--- STATED PROBLEM ---
Scan the material below for the string "Richart", and copy every line where it shows up.

START

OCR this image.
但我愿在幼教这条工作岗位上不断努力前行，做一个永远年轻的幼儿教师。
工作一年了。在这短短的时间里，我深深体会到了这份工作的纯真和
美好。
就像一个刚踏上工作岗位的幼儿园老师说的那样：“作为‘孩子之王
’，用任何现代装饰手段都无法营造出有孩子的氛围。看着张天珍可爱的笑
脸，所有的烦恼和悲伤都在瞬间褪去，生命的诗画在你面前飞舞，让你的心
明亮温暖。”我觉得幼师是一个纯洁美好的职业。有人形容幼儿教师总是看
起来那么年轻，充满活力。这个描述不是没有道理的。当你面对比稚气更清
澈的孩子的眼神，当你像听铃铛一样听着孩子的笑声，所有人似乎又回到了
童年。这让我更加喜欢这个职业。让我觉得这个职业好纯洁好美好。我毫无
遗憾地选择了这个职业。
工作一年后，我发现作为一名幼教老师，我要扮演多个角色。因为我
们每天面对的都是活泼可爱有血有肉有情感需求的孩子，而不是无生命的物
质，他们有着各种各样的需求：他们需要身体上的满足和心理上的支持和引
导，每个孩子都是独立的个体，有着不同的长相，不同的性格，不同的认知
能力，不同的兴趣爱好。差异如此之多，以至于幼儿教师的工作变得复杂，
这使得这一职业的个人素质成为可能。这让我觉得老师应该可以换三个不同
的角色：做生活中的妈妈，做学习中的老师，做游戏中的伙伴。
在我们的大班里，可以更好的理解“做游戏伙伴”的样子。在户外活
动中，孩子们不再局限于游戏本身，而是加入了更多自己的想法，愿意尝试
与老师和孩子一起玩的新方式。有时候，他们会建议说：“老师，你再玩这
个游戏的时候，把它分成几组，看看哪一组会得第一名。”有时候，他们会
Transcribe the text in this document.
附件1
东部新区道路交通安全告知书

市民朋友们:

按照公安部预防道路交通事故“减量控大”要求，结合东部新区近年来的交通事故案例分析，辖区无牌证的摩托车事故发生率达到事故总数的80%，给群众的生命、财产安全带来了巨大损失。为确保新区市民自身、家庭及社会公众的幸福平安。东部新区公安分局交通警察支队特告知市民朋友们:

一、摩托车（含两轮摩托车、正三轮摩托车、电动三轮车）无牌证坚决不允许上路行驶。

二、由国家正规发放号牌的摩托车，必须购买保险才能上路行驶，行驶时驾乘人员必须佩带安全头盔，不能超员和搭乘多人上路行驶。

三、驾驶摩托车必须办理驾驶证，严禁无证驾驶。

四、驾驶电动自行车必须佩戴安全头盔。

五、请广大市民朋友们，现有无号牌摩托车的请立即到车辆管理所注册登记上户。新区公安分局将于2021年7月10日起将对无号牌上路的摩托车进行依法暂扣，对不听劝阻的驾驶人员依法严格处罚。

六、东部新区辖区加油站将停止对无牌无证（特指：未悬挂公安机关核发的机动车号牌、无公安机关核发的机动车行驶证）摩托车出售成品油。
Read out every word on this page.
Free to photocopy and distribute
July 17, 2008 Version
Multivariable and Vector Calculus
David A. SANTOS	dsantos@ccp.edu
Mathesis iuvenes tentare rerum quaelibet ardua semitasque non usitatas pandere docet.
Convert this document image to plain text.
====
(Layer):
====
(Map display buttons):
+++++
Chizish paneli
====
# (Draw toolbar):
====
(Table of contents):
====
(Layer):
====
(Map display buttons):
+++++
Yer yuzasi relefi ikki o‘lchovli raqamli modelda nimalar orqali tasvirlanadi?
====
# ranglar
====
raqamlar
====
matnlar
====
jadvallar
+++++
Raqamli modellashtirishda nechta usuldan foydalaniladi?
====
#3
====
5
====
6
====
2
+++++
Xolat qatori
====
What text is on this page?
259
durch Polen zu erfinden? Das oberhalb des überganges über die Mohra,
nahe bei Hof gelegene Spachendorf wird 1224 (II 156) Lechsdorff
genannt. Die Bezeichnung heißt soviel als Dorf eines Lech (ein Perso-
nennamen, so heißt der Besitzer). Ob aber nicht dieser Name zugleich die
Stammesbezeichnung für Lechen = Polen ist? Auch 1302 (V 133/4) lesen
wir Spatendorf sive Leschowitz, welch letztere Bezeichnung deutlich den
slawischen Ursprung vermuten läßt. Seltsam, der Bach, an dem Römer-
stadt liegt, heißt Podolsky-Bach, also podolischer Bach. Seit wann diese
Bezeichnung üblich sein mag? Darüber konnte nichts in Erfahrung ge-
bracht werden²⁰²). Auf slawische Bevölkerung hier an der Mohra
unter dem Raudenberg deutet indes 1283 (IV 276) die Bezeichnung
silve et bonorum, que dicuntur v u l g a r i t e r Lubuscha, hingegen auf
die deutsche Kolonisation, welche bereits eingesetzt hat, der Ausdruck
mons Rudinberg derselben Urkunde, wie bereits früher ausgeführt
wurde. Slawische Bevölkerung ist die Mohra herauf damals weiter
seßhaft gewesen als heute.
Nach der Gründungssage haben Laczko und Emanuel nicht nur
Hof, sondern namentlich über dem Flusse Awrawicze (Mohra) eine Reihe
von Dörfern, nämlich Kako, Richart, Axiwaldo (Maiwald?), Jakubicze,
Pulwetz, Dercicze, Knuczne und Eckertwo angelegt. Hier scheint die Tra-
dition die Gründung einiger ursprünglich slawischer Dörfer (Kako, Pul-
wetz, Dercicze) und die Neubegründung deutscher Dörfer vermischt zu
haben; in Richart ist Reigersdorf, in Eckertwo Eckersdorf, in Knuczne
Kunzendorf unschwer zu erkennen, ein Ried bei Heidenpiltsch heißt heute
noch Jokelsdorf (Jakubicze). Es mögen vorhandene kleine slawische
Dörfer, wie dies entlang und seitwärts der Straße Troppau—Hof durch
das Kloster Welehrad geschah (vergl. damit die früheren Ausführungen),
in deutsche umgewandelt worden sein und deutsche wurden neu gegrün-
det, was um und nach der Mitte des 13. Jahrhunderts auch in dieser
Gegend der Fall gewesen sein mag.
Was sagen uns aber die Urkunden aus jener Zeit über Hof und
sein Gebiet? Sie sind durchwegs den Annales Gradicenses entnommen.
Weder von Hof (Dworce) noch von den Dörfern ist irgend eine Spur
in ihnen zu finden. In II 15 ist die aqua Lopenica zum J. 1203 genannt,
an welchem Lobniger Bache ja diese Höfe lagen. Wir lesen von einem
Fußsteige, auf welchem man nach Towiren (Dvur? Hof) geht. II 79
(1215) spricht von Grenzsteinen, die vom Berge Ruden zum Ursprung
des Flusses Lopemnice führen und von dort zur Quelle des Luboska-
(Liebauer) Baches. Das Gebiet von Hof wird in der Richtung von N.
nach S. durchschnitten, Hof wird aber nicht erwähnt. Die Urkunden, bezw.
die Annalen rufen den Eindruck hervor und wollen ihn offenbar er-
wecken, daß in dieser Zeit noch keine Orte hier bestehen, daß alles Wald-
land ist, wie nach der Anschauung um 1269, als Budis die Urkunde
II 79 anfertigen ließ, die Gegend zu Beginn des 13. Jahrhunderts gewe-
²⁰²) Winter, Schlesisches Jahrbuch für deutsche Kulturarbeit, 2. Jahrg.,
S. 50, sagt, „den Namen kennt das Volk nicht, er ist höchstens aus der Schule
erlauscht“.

END

--- OUTPUT FOR THIS TASK ---
von Dörfern, nämlich Kako, Richart, Axiwaldo (Maiwald?), Jakubicze,
haben; in Richart ist Reigersdorf, in Eckertwo Eckersdorf, in Knuczne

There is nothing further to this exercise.